* START *

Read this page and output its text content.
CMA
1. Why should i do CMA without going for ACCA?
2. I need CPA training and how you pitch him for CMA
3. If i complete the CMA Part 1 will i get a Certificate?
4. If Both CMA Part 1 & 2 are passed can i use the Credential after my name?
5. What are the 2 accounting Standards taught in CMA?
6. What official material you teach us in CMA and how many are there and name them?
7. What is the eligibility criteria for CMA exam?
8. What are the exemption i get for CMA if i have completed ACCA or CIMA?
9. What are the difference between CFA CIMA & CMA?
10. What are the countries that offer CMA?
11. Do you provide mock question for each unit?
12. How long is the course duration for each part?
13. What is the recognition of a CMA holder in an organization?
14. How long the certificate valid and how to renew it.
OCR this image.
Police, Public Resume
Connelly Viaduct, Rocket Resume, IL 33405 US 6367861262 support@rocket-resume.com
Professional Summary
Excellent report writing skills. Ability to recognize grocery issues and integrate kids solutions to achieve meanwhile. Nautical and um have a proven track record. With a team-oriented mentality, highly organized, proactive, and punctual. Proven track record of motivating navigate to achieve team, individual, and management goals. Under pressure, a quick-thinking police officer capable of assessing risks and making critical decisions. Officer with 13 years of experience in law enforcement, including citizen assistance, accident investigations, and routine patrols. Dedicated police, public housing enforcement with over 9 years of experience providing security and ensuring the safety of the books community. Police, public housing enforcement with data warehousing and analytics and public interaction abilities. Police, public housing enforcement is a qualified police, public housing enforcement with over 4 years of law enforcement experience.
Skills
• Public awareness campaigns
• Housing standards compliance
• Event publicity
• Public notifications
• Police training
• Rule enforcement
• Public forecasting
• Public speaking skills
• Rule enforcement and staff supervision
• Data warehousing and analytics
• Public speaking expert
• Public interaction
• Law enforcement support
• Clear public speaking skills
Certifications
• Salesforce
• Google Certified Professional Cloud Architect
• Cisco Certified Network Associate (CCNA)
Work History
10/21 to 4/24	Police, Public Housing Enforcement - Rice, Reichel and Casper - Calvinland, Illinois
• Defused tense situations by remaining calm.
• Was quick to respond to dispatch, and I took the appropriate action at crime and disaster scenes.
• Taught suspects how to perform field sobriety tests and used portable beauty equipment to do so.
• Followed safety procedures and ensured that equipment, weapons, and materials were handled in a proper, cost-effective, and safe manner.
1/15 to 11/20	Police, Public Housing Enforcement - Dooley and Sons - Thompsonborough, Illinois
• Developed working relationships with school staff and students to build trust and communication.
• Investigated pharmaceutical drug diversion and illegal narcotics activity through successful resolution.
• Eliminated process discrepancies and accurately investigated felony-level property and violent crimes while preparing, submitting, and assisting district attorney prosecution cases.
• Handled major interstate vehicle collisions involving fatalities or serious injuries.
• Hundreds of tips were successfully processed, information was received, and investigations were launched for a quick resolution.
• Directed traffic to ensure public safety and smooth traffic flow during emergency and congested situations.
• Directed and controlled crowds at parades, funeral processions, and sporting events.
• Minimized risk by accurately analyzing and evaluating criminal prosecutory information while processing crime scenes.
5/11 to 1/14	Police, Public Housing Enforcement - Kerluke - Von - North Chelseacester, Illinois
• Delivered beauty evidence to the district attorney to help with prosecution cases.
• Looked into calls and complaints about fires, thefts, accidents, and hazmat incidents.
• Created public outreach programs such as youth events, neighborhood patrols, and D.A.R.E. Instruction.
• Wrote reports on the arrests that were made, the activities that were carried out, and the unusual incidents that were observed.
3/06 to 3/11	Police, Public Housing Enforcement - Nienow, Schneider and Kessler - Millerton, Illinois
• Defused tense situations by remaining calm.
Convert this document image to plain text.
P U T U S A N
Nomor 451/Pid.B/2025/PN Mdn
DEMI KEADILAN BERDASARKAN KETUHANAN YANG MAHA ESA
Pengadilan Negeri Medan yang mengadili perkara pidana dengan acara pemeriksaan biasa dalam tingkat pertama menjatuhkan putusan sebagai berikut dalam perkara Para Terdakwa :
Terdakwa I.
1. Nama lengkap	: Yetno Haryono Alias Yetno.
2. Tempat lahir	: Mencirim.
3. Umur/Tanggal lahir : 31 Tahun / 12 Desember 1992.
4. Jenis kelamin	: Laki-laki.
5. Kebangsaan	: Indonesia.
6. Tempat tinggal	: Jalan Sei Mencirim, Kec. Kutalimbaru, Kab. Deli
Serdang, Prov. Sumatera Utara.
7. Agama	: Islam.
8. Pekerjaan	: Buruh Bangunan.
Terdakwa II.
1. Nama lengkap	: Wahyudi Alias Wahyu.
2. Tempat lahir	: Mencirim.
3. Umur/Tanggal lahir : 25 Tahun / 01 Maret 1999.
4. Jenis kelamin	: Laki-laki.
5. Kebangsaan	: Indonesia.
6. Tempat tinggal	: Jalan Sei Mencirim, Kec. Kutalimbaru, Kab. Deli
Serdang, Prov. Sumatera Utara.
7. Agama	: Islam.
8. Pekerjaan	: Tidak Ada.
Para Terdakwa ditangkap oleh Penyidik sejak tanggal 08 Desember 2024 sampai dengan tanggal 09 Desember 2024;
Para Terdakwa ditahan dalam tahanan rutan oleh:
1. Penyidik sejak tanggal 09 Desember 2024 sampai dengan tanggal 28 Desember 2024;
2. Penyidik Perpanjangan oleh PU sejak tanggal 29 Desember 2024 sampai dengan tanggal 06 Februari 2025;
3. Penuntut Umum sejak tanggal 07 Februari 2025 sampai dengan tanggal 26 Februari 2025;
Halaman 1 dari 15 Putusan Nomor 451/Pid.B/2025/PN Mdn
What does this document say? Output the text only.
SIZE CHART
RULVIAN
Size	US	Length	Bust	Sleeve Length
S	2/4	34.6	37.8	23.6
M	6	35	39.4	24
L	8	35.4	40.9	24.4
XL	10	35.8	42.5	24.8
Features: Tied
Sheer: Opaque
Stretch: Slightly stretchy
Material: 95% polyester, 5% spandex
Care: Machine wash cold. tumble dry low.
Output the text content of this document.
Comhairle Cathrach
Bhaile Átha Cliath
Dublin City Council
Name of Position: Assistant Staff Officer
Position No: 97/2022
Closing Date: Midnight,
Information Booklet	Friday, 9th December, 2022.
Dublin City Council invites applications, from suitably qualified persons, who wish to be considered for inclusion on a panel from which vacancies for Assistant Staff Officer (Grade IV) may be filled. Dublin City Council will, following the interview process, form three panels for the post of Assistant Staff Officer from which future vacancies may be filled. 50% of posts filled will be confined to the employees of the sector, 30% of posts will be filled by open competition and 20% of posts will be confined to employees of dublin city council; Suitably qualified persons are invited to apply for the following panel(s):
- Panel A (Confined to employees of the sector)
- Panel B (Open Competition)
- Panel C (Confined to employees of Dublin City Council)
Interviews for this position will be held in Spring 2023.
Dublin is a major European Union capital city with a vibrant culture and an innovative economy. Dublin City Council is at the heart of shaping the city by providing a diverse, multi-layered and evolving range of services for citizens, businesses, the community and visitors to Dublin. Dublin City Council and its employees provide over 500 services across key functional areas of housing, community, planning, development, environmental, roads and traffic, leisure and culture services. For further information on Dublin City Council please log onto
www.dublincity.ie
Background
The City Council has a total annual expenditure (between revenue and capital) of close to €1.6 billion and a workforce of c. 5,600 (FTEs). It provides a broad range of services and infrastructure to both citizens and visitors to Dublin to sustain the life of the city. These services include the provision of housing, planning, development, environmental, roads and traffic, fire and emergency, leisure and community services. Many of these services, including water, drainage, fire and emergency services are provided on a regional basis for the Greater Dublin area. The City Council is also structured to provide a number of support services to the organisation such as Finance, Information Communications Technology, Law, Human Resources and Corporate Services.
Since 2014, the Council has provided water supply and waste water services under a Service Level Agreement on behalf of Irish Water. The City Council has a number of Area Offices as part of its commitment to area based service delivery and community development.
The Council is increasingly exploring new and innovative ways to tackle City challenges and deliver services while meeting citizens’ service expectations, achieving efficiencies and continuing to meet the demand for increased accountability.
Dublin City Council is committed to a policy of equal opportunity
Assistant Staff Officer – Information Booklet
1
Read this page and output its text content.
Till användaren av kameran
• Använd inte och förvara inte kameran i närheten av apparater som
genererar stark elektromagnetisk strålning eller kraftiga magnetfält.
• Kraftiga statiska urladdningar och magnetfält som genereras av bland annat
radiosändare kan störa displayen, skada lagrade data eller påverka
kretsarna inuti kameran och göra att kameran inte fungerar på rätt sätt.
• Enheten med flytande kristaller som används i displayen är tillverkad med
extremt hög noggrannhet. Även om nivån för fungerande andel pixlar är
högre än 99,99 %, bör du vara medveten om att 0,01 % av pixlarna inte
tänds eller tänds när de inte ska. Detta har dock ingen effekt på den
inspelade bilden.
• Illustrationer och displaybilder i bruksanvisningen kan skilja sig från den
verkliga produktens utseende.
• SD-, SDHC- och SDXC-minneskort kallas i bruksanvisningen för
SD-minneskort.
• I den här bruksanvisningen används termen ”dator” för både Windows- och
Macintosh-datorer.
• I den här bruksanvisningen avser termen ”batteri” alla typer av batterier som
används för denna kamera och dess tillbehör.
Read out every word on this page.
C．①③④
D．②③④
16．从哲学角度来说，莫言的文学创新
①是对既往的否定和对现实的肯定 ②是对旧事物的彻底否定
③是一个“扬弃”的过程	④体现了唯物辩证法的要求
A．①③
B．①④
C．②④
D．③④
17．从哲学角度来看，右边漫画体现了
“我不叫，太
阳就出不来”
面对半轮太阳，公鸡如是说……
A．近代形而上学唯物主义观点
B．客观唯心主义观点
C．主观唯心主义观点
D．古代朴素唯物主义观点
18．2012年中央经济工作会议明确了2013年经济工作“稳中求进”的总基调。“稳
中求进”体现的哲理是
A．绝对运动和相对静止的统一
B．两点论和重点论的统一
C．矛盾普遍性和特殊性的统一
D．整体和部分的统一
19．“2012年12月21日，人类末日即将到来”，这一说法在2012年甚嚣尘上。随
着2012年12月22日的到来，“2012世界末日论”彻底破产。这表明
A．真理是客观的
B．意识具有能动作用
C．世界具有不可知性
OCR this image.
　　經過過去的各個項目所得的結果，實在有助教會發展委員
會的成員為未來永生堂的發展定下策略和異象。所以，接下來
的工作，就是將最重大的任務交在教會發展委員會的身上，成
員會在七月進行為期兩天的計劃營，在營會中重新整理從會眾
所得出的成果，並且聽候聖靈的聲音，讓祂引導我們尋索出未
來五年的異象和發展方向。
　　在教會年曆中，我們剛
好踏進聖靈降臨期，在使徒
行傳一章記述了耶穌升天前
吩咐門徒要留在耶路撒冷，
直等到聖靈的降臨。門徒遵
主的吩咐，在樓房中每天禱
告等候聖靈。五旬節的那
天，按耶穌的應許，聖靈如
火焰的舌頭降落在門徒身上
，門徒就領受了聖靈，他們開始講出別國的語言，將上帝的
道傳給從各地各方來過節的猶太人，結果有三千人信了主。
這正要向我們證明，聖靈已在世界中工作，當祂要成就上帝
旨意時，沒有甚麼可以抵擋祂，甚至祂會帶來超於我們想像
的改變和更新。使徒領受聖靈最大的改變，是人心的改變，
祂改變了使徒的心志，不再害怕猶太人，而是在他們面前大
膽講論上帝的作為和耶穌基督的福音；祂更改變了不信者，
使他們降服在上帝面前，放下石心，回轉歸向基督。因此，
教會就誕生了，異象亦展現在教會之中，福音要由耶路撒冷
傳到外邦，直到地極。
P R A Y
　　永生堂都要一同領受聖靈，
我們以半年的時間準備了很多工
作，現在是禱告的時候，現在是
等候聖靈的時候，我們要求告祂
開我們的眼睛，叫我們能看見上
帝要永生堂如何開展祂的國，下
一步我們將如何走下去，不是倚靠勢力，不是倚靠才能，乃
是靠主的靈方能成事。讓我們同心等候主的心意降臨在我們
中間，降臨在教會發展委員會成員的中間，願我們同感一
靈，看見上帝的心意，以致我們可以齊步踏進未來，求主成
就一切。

* END *

Report back each line of the entries that holds the string "Terdakwa".

Pengadilan Negeri Medan yang mengadili perkara pidana dengan acara pemeriksaan biasa dalam tingkat pertama menjatuhkan putusan sebagai berikut dalam perkara Para Terdakwa :
Terdakwa I.
Terdakwa II.
Para Terdakwa ditangkap oleh Penyidik sejak tanggal 08 Desember 2024 sampai dengan tanggal 09 Desember 2024;
Para Terdakwa ditahan dalam tahanan rutan oleh:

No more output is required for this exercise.